Task requirements ::
Output all the data below verbatim.

Exercise data ::
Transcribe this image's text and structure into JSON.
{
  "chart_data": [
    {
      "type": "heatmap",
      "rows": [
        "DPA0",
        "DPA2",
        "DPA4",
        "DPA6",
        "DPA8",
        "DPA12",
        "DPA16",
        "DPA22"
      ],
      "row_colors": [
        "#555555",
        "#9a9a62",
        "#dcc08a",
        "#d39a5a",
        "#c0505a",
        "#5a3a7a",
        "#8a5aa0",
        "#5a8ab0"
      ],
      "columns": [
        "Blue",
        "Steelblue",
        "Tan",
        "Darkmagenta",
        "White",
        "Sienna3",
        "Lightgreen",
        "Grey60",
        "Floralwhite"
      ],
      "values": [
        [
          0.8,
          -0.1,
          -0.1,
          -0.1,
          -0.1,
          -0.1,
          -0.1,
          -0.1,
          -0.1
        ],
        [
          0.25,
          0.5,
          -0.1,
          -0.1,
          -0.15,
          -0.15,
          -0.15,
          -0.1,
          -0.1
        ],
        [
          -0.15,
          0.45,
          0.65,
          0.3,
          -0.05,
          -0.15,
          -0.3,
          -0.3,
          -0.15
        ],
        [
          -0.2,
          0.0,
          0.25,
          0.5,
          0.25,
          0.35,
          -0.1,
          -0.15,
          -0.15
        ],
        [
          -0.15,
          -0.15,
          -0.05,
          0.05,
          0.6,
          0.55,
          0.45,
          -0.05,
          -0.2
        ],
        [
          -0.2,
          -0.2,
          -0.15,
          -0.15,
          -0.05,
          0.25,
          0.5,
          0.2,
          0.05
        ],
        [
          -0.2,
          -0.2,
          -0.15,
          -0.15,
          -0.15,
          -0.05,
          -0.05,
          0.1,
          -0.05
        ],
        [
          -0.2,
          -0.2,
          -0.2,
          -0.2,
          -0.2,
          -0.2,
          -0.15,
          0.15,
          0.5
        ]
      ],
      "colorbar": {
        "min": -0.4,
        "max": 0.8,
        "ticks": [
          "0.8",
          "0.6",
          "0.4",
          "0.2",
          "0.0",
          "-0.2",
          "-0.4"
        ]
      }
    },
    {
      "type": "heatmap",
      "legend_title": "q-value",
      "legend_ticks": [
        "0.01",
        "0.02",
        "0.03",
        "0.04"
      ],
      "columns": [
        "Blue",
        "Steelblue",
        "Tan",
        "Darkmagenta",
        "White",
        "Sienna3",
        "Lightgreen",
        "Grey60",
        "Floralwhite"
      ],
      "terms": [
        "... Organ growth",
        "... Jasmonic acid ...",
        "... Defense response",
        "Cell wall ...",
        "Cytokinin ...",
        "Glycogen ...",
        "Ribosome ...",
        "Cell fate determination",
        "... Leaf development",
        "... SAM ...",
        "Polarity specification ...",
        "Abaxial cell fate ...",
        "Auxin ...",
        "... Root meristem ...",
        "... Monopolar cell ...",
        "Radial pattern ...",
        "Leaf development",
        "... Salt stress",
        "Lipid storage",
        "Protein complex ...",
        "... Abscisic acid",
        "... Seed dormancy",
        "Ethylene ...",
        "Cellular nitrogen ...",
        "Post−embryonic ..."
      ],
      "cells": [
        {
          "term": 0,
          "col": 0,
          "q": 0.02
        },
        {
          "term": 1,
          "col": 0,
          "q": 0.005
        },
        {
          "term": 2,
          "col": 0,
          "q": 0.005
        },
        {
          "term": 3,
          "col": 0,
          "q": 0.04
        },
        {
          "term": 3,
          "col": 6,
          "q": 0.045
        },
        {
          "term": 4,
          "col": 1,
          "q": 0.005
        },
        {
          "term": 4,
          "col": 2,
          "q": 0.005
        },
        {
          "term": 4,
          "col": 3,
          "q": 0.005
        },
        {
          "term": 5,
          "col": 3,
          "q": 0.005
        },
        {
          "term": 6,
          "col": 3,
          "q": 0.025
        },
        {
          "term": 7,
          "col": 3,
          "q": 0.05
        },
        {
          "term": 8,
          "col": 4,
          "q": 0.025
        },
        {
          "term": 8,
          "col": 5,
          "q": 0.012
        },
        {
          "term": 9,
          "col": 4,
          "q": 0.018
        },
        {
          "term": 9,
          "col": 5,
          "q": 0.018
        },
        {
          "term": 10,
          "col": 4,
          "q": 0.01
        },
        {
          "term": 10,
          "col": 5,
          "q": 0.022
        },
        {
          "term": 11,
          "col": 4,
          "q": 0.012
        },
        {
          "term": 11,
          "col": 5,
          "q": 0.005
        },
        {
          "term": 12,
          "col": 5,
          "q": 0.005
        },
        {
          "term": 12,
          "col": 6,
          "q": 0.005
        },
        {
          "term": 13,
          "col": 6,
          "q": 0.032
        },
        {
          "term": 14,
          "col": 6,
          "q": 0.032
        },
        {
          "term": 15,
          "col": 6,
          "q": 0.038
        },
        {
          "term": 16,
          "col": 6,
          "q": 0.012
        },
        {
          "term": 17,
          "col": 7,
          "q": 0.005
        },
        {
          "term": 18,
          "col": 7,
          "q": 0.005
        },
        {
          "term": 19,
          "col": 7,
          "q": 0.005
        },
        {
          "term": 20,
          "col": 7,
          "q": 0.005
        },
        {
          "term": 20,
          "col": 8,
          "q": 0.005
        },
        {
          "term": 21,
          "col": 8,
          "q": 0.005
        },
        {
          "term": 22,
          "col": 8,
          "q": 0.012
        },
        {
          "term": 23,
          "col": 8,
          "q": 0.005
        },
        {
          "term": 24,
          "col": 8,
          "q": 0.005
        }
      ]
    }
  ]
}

Task response ::
Transcribe this image's text and structure into JSON.
{
  "chart_data": [
    {
      "type": "heatmap",
      "rows": [
        "DPA0",
        "DPA2",
        "DPA4",
        "DPA6",
        "DPA8",
        "DPA12",
        "DPA16",
        "DPA22"
      ],
      "row_colors": [
        "#555555",
        "#9a9a62",
        "#dcc08a",
        "#d39a5a",
        "#c0505a",
        "#5a3a7a",
        "#8a5aa0",
        "#5a8ab0"
      ],
      "columns": [
        "Blue",
        "Steelblue",
        "Tan",
        "Darkmagenta",
        "White",
        "Sienna3",
        "Lightgreen",
        "Grey60",
        "Floralwhite"
      ],
      "values": [
        [
          0.8,
          -0.1,
          -0.1,
          -0.1,
          -0.1,
          -0.1,
          -0.1,
          -0.1,
          -0.1
        ],
        [
          0.25,
          0.5,
          -0.1,
          -0.1,
          -0.15,
          -0.15,
          -0.15,
          -0.1,
          -0.1
        ],
        [
          -0.15,
          0.45,
          0.65,
          0.3,
          -0.05,
          -0.15,
          -0.3,
          -0.3,
          -0.15
        ],
        [
          -0.2,
          0.0,
          0.25,
          0.5,
          0.25,
          0.35,
          -0.1,
          -0.15,
          -0.15
        ],
        [
          -0.15,
          -0.15,
          -0.05,
          0.05,
          0.6,
          0.55,
          0.45,
          -0.05,
          -0.2
        ],
        [
          -0.2,
          -0.2,
          -0.15,
          -0.15,
          -0.05,
          0.25,
          0.5,
          0.2,
          0.05
        ],
        [
          -0.2,
          -0.2,
          -0.15,
          -0.15,
          -0.15,
          -0.05,
          -0.05,
          0.1,
          -0.05
        ],
        [
          -0.2,
          -0.2,
          -0.2,
          -0.2,
          -0.2,
          -0.2,
          -0.15,
          0.15,
          0.5
        ]
      ],
      "colorbar": {
        "min": -0.4,
        "max": 0.8,
        "ticks": [
          "0.8",
          "0.6",
          "0.4",
          "0.2",
          "0.0",
          "-0.2",
          "-0.4"
        ]
      }
    },
    {
      "type": "heatmap",
      "legend_title": "q-value",
      "legend_ticks": [
        "0.01",
        "0.02",
        "0.03",
        "0.04"
      ],
      "columns": [
        "Blue",
        "Steelblue",
        "Tan",
        "Darkmagenta",
        "White",
        "Sienna3",
        "Lightgreen",
        "Grey60",
        "Floralwhite"
      ],
      "terms": [
        "... Organ growth",
        "... Jasmonic acid ...",
        "... Defense response",
        "Cell wall ...",
        "Cytokinin ...",
        "Glycogen ...",
        "Ribosome ...",
        "Cell fate determination",
        "... Leaf development",
        "... SAM ...",
        "Polarity specification ...",
        "Abaxial cell fate ...",
        "Auxin ...",
        "... Root meristem ...",
        "... Monopolar cell ...",
        "Radial pattern ...",
        "Leaf development",
        "... Salt stress",
        "Lipid storage",
        "Protein complex ...",
        "... Abscisic acid",
        "... Seed dormancy",
        "Ethylene ...",
        "Cellular nitrogen ...",
        "Post−embryonic ..."
      ],
      "cells": [
        {
          "term": 0,
          "col": 0,
          "q": 0.02
        },
        {
          "term": 1,
          "col": 0,
          "q": 0.005
        },
        {
          "term": 2,
          "col": 0,
          "q": 0.005
        },
        {
          "term": 3,
          "col": 0,
          "q": 0.04
        },
        {
          "term": 3,
          "col": 6,
          "q": 0.045
        },
        {
          "term": 4,
          "col": 1,
          "q": 0.005
        },
        {
          "term": 4,
          "col": 2,
          "q": 0.005
        },
        {
          "term": 4,
          "col": 3,
          "q": 0.005
        },
        {
          "term": 5,
          "col": 3,
          "q": 0.005
        },
        {
          "term": 6,
          "col": 3,
          "q": 0.025
        },
        {
          "term": 7,
          "col": 3,
          "q": 0.05
        },
        {
          "term": 8,
          "col": 4,
          "q": 0.025
        },
        {
          "term": 8,
          "col": 5,
          "q": 0.012
        },
        {
          "term": 9,
          "col": 4,
          "q": 0.018
        },
        {
          "term": 9,
          "col": 5,
          "q": 0.018
        },
        {
          "term": 10,
          "col": 4,
          "q": 0.01
        },
        {
          "term": 10,
          "col": 5,
          "q": 0.022
        },
        {
          "term": 11,
          "col": 4,
          "q": 0.012
        },
        {
          "term": 11,
          "col": 5,
          "q": 0.005
        },
        {
          "term": 12,
          "col": 5,
          "q": 0.005
        },
        {
          "term": 12,
          "col": 6,
          "q": 0.005
        },
        {
          "term": 13,
          "col": 6,
          "q": 0.032
        },
        {
          "term": 14,
          "col": 6,
          "q": 0.032
        },
        {
          "term": 15,
          "col": 6,
          "q": 0.038
        },
        {
          "term": 16,
          "col": 6,
          "q": 0.012
        },
        {
          "term": 17,
          "col": 7,
          "q": 0.005
        },
        {
          "term": 18,
          "col": 7,
          "q": 0.005
        },
        {
          "term": 19,
          "col": 7,
          "q": 0.005
        },
        {
          "term": 20,
          "col": 7,
          "q": 0.005
        },
        {
          "term": 20,
          "col": 8,
          "q": 0.005
        },
        {
          "term": 21,
          "col": 8,
          "q": 0.005
        },
        {
          "term": 22,
          "col": 8,
          "q": 0.012
        },
        {
          "term": 23,
          "col": 8,
          "q": 0.005
        },
        {
          "term": 24,
          "col": 8,
          "q": 0.005
        }
      ]
    }
  ]
}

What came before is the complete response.